## Excerpt
★ ★ ★ ★ ★ ★ ★
Updated: Apr 18, 2019


I am a fan and advocate of "left-shifting" practices earlier in any process. However, in a Software Development Lifecycle (SDLC) or Security Development Lifecycle (SDL), shifting security and privacy practices left (earlier) into the NIST cyber-framework Identify, Protect, and Detect phases from the later Respond and Recover phases has big benefits. A left-shift is toward proactive and away from reactive, allowing issues to be identified, tracked, and fixed (or mitigated) sooner, which reduces frustration and "cost" (time, money, opportunity, brand, reputation, etc.).


Left-shifting benefits are not exclusive to software development or security (and privacy), but they are significant in these areas. The loaded cost of architecture, design, and security issues increases over time, which can be a shock when it goes from linear to exponential. Something that is straightforward or easier to fix early in the SDLC may not be later — do not underestimate the user, partner, revenue, deployment complexity, and legacy implications. A security incident or breach can have costs and cause other damages on a corporate scale that can negatively affect the viability of a business.
★ ★ ★ ★ ★ ★ ★
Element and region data
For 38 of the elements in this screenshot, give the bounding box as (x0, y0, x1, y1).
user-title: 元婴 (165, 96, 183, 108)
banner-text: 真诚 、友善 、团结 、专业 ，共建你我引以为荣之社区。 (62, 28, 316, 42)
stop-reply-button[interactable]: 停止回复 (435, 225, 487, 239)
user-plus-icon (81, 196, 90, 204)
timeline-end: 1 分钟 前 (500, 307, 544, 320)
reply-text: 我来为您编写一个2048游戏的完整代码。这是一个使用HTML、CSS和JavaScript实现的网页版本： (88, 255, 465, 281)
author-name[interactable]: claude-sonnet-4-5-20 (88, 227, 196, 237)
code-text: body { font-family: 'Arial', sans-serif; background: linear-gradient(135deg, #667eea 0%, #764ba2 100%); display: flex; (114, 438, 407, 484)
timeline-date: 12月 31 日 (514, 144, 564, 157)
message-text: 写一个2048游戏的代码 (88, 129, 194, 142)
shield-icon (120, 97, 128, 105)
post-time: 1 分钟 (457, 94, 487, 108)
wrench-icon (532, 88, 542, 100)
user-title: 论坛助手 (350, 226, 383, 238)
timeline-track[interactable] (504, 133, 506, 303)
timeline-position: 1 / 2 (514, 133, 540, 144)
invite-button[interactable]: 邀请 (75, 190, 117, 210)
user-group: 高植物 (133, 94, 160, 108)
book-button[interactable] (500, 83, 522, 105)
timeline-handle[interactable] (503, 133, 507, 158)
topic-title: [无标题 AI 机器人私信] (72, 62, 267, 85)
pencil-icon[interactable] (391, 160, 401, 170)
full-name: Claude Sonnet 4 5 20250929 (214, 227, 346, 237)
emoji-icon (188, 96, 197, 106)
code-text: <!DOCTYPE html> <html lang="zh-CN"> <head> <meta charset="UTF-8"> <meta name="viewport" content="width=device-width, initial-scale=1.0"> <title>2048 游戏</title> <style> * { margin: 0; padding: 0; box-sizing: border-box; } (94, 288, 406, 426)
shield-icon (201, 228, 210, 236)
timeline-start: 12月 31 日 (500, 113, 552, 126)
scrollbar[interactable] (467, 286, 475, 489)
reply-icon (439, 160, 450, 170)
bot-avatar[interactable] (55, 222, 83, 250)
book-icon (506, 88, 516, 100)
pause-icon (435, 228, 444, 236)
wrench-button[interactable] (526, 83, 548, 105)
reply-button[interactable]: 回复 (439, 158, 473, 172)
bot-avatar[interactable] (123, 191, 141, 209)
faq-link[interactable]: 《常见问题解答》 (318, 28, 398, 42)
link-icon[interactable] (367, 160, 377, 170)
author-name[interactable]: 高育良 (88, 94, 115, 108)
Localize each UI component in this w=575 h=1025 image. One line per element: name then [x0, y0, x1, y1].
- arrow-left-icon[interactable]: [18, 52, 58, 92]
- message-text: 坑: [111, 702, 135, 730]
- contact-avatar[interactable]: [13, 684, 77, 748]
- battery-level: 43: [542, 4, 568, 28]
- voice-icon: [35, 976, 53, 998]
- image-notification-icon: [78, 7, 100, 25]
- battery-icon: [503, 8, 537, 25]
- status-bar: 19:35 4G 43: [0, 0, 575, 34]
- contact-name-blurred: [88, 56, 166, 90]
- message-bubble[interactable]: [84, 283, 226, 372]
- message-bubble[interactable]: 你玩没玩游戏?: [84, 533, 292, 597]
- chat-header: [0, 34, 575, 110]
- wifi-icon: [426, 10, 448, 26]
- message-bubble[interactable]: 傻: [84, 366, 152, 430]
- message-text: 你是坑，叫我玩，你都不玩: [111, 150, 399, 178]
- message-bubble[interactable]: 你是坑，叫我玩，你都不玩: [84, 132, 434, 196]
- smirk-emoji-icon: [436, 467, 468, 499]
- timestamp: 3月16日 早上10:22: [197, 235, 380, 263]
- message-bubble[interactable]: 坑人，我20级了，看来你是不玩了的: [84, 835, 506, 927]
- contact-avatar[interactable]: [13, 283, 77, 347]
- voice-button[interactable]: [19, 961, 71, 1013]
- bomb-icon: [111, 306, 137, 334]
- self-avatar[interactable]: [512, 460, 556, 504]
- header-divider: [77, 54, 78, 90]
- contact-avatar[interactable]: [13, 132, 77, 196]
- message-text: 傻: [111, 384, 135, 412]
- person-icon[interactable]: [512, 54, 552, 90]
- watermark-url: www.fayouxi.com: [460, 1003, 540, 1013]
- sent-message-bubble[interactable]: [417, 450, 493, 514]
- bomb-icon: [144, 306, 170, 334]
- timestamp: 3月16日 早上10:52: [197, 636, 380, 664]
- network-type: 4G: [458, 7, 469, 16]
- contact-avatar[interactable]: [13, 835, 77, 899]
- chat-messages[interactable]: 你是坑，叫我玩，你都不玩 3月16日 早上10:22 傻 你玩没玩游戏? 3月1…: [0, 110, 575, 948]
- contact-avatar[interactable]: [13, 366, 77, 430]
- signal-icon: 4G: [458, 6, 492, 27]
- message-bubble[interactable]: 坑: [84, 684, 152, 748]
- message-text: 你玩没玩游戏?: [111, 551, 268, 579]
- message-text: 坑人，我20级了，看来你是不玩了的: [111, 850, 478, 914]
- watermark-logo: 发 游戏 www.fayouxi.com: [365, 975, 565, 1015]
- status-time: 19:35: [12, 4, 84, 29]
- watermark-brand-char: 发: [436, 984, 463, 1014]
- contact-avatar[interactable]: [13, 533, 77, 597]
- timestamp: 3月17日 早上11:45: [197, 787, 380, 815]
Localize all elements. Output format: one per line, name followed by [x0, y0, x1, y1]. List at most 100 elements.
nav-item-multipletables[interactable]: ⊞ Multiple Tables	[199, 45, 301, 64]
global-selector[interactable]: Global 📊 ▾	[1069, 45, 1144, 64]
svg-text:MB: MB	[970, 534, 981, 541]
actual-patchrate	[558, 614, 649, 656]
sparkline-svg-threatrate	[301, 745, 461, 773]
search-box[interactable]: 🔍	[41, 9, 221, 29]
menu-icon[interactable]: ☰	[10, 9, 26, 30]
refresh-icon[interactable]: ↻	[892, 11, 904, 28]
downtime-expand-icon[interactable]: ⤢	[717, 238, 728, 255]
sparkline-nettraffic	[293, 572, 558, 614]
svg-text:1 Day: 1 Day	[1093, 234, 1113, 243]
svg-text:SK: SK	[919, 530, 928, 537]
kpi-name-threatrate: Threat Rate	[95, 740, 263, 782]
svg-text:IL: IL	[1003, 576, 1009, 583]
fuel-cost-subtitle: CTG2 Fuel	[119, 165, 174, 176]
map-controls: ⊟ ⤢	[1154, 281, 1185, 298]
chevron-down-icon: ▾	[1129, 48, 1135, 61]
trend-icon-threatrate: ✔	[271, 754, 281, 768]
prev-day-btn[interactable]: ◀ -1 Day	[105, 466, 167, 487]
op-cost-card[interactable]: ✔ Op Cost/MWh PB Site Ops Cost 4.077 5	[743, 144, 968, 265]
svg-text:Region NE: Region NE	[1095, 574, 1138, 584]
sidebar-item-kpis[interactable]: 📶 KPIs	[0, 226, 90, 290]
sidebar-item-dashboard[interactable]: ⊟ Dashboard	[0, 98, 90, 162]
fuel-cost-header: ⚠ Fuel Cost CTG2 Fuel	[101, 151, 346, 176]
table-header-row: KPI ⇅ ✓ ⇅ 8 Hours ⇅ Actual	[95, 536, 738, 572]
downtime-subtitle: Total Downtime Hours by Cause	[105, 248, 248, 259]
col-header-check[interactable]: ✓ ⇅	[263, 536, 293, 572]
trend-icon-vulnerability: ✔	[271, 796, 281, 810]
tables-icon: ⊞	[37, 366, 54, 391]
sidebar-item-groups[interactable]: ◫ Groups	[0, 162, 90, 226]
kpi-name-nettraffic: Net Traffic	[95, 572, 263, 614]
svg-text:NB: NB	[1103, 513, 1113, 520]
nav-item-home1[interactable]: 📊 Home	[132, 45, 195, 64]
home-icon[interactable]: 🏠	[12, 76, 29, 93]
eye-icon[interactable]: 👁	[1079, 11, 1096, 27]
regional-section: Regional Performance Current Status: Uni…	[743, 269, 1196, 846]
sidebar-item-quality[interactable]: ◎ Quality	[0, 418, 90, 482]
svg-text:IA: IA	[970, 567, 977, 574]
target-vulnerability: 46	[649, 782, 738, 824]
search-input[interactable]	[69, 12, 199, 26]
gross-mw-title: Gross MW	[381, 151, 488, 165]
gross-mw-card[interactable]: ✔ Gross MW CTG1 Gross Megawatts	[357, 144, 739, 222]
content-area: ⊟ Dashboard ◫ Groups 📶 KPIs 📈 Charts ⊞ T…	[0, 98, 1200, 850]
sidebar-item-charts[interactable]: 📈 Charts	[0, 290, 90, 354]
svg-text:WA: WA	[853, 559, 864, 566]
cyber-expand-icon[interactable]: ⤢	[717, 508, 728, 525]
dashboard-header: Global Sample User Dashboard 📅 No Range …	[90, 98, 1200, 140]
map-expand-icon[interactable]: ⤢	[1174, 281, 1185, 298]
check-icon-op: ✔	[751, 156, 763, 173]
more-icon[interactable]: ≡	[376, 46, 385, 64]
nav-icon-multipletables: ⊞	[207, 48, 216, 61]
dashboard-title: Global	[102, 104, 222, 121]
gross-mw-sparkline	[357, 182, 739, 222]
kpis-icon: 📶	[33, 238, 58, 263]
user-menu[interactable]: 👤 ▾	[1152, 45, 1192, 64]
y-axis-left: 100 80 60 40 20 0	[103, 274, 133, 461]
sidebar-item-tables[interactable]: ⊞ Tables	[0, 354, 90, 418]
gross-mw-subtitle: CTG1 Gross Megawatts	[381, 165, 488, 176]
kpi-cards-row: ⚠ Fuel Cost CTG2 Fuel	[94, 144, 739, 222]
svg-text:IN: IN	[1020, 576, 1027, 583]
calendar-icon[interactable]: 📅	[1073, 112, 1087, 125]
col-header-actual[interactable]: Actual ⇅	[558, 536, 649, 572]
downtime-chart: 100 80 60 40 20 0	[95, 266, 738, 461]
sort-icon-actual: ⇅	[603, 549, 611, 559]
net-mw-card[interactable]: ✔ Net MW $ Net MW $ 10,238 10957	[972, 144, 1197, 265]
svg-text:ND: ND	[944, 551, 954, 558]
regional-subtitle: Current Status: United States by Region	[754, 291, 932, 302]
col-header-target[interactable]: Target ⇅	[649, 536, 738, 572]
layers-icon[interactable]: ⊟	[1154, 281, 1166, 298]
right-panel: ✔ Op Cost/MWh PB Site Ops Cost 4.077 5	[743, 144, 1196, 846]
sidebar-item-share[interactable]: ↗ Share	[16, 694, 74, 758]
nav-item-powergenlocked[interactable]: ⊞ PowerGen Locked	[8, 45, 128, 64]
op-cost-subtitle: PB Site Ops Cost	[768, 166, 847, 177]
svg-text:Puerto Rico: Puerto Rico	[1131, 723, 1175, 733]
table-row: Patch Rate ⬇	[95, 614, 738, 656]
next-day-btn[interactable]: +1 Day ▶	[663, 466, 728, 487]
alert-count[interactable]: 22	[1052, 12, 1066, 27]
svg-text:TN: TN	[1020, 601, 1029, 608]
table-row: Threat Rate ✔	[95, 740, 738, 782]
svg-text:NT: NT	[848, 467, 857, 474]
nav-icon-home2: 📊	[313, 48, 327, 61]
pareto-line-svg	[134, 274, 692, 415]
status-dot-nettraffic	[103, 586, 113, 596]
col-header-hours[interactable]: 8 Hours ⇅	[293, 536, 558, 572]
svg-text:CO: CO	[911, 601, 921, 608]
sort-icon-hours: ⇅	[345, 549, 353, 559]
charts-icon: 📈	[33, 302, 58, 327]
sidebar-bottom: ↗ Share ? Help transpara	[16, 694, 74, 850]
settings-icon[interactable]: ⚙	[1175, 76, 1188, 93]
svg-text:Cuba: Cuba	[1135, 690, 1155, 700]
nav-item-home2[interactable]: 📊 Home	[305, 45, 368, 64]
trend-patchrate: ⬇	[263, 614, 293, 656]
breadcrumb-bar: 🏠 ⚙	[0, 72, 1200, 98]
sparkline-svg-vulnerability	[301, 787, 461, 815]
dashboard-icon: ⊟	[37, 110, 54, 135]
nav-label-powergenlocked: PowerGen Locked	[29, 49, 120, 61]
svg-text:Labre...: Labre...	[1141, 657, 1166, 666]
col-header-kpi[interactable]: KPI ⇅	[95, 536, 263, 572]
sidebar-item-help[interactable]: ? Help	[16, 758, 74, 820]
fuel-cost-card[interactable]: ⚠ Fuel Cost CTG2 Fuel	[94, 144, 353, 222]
★ ★ ★ ★ ★ ★ ★
## Problem set
1 - List the NIST cyber-framework phases named in the excerpt on left-shifting security practices.
2 - Reword the part of the left-shifting excerpt that opens with the words containing "I am a fan and" and closes with "brand, reputation, etc.).", putting "anticipatory" in place of "proactive".
3 - Take the piece on left-shifting security practices further, picking up after its last sentence.

## Answers for the tasks
1 - Identify, Protect, Detect, Respond, Recover

2 -
I am a fan and advocate of "left-shifting" practices earlier in any process. However, in a Software Development Lifecycle (SDLC) or Security Development Lifecycle (SDL), shifting security and privacy practices left (earlier) into the NIST cyber-framework Identify, Protect, and Detect phases from the later Respond and Recover phases has big benefits. A left-shift is toward anticipatory and away from reactive, allowing issues to be identified, tracked, and fixed (or mitigated) sooner, which reduces frustration and "cost" (time, money, opportunity, brand, reputation, etc.).

3 -
Shifting your existing security and privacy practices earlier in your processes yields solid value (see Static versus Dynamic post). But improving those practices and adding some new ones in those earlier phases can also provide value. Organizational alignment (see Ops post) is best done before any commitments, but I also recommend planning end-to-end (e2e) at the same time. This includes software or service scaling and maintenance in the short-term, dovetailing into your road map in the long-term, and eventual replacement or sun-setting of the offering. Here is a short-list of left-shift opportunities:

  • Fundamentals and baseline: Offer security and privacy training for developers and other staff providing the fundamentals they need to understand and meet the expectations of the organization, the business, and the users/clients. This can include advanced training or certification for those that need or want it. Use gamification or "belting" approaches to make this more compelling and recognize individual or team accomplishments.

  • Requirements: Identify and track all security and privacy requirements. Some of these will be obvious and some you may need to tease out. All requirements and imperatives should be stored in a tracking system with checkpoints throughout the SDLC. Making security and privacy requirements visible and traceable will have many benefits and reduce risks.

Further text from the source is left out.